> The request
Gather each line of the records where "values" appears.

> Recorded data

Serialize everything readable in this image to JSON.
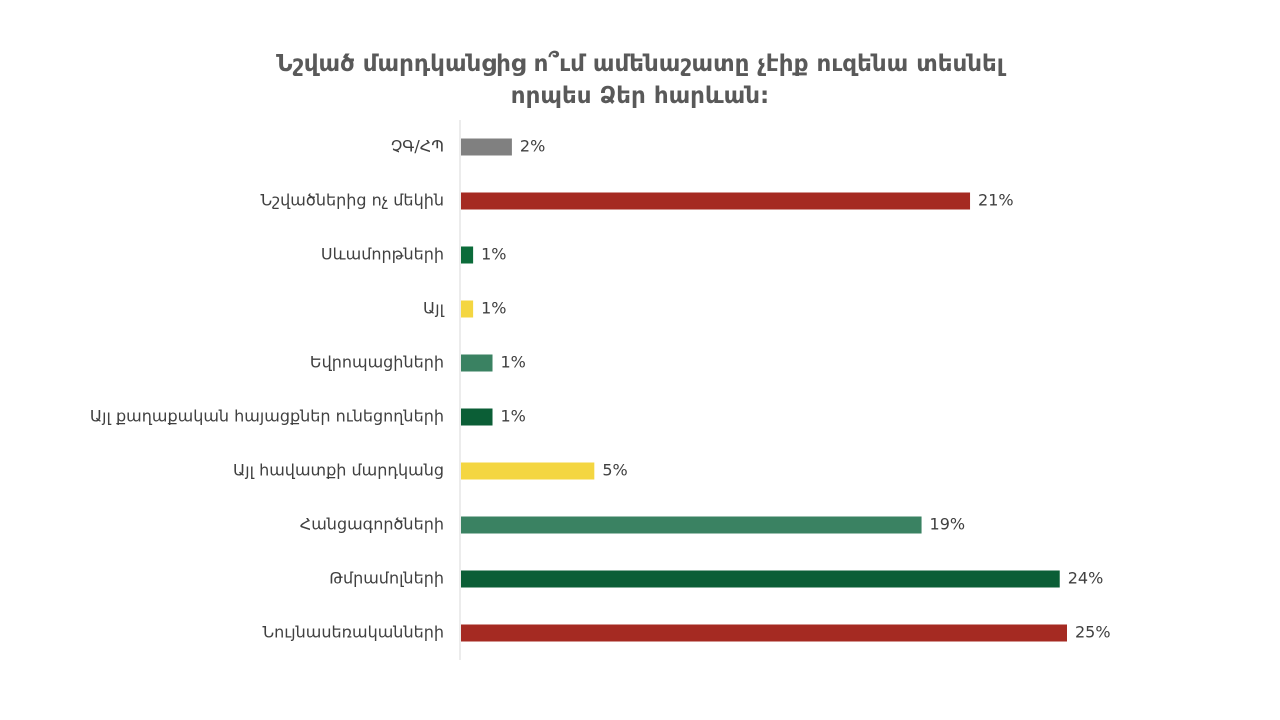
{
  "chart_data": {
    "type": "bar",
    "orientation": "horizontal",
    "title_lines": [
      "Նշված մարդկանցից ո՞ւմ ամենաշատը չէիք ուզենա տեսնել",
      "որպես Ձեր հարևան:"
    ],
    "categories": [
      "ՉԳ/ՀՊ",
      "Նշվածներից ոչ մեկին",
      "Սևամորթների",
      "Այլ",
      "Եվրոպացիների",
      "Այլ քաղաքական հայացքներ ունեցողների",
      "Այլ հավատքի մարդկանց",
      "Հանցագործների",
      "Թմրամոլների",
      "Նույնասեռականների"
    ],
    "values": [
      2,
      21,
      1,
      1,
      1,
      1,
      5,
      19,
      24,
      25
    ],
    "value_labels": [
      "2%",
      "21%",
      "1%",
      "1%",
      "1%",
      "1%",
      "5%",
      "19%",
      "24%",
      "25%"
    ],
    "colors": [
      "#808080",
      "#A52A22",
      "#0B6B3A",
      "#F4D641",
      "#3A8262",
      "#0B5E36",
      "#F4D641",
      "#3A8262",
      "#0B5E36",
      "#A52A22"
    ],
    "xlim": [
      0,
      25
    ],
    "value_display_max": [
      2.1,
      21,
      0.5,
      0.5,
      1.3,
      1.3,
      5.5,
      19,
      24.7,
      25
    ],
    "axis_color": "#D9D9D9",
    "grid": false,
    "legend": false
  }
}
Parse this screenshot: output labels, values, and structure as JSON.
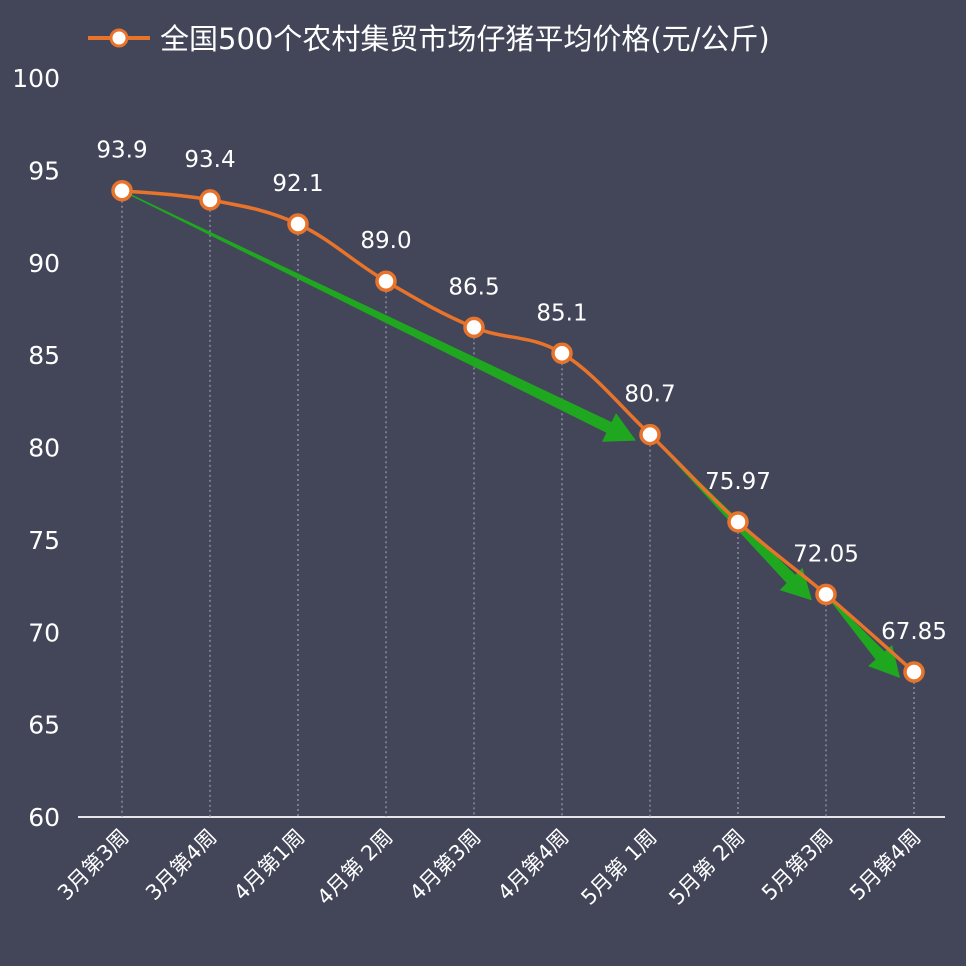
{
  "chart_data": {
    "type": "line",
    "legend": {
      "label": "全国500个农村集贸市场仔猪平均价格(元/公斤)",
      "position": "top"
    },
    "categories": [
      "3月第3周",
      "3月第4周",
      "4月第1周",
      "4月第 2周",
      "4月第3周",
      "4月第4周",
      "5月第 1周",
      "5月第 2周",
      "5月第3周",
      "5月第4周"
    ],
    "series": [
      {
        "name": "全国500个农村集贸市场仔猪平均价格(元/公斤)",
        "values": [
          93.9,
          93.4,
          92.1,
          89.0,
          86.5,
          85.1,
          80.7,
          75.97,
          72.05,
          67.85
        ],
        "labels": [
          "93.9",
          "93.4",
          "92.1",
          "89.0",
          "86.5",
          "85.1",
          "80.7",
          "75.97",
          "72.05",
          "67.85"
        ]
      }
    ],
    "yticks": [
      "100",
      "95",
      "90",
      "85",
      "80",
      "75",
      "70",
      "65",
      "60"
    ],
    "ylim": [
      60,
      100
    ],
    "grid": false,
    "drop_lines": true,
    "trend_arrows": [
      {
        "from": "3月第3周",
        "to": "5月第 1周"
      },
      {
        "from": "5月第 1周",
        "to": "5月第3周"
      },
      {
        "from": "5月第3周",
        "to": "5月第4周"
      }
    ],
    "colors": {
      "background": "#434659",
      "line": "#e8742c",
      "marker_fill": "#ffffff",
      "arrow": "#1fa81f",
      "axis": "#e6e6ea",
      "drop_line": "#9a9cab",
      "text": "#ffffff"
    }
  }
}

> Answer
    "values": [
Parse this screenshot: output labels, values, and structure as JSON.
        "values": [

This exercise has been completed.